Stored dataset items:
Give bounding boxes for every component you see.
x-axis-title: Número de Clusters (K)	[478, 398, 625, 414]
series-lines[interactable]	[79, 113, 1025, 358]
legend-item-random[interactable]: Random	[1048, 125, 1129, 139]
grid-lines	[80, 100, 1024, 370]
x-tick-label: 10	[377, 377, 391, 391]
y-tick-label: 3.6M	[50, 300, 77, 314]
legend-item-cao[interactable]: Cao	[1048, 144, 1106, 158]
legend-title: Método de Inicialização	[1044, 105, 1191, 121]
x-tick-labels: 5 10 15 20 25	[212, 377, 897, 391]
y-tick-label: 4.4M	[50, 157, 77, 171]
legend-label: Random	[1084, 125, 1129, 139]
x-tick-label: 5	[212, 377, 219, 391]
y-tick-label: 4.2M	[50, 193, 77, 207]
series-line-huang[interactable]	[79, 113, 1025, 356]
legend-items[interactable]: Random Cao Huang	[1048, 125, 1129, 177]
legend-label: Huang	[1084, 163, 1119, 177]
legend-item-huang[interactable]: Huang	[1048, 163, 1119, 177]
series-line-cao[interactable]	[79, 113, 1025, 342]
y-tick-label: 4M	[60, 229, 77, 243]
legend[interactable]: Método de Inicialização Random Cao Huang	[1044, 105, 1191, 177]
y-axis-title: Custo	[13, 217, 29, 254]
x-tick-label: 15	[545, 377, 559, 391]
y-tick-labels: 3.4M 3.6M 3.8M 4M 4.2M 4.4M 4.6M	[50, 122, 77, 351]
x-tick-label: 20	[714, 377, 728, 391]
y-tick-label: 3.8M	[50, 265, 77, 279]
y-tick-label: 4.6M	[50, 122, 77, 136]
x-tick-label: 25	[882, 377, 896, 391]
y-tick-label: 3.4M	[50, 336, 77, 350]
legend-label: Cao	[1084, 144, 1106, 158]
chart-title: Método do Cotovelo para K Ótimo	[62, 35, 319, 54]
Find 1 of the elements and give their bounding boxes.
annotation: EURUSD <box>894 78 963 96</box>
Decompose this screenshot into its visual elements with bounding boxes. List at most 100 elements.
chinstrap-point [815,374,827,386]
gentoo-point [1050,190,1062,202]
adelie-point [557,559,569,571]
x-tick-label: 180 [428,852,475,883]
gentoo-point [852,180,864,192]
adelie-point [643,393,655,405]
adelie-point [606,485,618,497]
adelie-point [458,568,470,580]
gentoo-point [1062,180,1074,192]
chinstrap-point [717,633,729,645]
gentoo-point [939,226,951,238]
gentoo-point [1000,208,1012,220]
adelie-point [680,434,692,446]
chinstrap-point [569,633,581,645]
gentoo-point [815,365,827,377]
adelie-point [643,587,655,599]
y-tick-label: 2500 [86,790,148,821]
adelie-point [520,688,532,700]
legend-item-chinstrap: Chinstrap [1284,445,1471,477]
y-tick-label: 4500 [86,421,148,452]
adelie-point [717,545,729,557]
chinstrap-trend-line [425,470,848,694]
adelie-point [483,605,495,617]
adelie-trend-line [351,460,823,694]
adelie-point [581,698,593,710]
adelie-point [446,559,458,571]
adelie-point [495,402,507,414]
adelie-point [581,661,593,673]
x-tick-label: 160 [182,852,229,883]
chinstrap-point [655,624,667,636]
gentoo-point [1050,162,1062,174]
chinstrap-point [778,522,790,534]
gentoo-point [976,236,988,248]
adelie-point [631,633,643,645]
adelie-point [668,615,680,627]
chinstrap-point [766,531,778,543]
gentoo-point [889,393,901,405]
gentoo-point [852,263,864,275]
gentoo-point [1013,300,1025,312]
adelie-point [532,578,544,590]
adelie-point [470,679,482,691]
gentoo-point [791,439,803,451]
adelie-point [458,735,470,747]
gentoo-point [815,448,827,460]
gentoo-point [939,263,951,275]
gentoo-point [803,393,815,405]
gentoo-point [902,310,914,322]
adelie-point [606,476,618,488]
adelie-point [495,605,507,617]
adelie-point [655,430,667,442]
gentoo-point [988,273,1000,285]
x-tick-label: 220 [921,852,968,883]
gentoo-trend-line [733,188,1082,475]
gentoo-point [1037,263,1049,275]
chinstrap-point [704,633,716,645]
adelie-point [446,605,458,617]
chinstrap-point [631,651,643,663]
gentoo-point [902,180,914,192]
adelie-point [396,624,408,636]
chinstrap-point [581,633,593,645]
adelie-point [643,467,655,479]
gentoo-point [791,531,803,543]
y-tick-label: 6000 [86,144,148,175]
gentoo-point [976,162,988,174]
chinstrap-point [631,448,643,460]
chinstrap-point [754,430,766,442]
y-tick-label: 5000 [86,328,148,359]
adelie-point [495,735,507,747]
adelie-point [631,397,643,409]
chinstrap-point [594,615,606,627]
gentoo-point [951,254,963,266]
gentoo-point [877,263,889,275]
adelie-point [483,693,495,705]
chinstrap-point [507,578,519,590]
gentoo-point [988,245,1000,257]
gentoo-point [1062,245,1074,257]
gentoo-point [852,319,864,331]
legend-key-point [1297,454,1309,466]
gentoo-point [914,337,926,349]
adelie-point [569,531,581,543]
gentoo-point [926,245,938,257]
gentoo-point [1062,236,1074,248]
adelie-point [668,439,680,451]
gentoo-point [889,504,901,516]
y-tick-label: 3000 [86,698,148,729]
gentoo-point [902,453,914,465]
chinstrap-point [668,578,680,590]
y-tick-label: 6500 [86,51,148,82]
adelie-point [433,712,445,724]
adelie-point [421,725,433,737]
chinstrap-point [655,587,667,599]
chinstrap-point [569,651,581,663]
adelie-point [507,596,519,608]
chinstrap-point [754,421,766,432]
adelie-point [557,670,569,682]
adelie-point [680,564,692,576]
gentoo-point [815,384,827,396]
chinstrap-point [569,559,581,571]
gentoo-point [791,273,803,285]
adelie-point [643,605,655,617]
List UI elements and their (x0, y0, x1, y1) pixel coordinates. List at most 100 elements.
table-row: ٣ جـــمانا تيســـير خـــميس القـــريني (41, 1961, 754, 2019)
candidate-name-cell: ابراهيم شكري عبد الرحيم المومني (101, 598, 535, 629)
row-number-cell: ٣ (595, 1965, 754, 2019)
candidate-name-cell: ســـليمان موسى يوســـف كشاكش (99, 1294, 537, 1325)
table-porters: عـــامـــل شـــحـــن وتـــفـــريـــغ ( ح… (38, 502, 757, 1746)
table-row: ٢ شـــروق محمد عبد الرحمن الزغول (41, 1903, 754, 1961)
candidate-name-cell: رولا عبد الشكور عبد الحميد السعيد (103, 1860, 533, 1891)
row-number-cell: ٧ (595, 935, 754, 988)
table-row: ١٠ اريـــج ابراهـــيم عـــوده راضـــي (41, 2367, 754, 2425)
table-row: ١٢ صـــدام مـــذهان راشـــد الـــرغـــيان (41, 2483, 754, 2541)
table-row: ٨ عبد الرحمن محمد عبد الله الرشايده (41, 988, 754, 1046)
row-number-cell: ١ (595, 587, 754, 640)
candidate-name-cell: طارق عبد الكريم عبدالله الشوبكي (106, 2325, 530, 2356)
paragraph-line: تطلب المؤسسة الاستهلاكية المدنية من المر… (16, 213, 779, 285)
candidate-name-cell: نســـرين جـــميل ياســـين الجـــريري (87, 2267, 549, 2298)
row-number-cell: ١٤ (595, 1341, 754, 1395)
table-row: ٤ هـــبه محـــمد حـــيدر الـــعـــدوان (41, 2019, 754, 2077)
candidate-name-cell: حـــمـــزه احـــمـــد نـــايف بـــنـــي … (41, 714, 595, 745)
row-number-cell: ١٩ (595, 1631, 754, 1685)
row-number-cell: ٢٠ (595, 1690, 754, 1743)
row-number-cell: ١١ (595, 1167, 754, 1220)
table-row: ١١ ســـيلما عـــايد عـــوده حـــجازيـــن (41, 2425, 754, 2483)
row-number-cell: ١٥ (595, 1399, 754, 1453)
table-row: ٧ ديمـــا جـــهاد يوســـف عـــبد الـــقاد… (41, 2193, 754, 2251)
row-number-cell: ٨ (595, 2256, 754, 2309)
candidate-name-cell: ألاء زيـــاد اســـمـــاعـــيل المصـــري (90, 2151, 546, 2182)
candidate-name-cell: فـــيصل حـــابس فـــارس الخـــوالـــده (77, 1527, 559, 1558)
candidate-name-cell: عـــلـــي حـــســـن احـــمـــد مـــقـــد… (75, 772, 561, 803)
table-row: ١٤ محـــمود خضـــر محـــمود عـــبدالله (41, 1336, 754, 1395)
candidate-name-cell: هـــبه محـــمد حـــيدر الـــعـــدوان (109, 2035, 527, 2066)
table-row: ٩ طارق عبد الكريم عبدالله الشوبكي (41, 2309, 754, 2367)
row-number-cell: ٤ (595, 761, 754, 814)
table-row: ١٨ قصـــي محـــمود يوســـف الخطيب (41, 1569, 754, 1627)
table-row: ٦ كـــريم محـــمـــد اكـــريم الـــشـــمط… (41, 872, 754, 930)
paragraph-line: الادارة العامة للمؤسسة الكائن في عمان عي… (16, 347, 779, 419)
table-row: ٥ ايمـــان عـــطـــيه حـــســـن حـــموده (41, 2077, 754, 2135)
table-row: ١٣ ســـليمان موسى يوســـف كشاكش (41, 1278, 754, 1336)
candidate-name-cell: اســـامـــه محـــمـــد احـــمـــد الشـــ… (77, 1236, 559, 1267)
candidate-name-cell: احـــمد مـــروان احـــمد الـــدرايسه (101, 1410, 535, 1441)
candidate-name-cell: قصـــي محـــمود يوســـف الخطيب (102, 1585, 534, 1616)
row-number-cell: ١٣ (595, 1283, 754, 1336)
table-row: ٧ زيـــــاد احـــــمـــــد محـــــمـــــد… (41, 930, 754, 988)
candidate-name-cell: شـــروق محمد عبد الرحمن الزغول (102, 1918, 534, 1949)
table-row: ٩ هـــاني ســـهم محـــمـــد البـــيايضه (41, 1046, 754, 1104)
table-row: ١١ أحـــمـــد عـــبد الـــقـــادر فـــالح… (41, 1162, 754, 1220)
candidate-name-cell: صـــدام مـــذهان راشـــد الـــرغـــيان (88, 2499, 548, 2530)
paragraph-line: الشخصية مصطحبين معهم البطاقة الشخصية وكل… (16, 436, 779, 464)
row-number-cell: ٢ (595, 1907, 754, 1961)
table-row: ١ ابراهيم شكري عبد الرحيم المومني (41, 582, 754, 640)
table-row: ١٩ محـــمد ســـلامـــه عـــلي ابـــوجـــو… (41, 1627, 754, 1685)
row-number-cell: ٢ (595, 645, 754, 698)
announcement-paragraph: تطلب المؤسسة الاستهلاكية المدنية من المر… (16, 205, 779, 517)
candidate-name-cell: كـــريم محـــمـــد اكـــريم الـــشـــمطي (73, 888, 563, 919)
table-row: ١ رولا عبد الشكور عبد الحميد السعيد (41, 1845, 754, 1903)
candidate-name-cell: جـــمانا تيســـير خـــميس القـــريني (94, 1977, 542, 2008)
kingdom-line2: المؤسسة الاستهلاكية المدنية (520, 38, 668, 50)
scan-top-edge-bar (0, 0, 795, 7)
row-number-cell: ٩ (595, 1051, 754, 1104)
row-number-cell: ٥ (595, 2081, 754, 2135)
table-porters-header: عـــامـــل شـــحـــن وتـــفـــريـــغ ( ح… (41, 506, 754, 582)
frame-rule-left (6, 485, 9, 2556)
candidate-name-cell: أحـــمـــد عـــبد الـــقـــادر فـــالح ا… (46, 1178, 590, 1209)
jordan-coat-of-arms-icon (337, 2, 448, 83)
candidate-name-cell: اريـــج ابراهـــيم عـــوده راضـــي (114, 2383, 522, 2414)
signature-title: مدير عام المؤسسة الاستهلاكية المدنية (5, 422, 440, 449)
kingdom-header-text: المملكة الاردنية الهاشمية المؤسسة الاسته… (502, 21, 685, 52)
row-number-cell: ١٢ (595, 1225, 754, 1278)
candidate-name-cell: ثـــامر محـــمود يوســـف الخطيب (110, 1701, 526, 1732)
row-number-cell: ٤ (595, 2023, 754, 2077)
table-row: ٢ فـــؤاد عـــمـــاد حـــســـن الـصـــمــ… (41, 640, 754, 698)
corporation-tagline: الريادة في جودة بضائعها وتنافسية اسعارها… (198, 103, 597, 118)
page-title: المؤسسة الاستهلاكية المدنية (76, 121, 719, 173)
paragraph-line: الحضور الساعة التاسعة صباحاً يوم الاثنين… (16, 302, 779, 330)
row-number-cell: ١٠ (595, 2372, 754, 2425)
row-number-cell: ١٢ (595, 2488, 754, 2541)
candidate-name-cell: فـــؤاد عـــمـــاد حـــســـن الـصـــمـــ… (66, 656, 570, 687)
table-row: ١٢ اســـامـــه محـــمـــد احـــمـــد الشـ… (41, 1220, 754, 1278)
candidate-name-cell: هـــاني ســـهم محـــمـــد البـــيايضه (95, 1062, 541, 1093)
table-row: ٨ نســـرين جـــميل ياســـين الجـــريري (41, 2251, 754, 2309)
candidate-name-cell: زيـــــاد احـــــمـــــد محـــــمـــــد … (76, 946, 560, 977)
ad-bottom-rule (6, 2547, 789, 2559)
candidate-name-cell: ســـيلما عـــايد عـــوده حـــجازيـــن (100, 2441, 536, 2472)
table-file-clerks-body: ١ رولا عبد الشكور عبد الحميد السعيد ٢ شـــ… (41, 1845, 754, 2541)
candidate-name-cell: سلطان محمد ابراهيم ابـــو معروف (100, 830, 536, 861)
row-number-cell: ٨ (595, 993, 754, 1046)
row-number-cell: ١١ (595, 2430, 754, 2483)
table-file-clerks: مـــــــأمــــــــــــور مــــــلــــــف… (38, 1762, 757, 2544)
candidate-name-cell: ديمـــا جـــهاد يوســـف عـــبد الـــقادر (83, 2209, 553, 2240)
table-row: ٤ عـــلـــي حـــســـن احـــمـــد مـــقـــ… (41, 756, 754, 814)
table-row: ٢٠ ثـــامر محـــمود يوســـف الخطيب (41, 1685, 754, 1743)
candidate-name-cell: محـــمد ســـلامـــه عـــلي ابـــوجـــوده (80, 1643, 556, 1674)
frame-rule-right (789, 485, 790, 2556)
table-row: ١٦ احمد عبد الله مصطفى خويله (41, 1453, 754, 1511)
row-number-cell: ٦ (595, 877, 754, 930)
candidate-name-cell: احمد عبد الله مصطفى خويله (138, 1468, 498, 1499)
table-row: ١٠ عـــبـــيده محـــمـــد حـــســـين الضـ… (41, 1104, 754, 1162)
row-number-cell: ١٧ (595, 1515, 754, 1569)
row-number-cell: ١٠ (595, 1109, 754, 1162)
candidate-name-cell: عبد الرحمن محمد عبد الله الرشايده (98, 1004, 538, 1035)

Written instruction.
Pull out every line in the material above that contains the string "labels".

Result of this task.
x-tick-labels: 5 10 15 20 25	[212, 377, 897, 391]
y-tick-labels: 3.4M 3.6M 3.8M 4M 4.2M 4.4M 4.6M	[50, 122, 77, 351]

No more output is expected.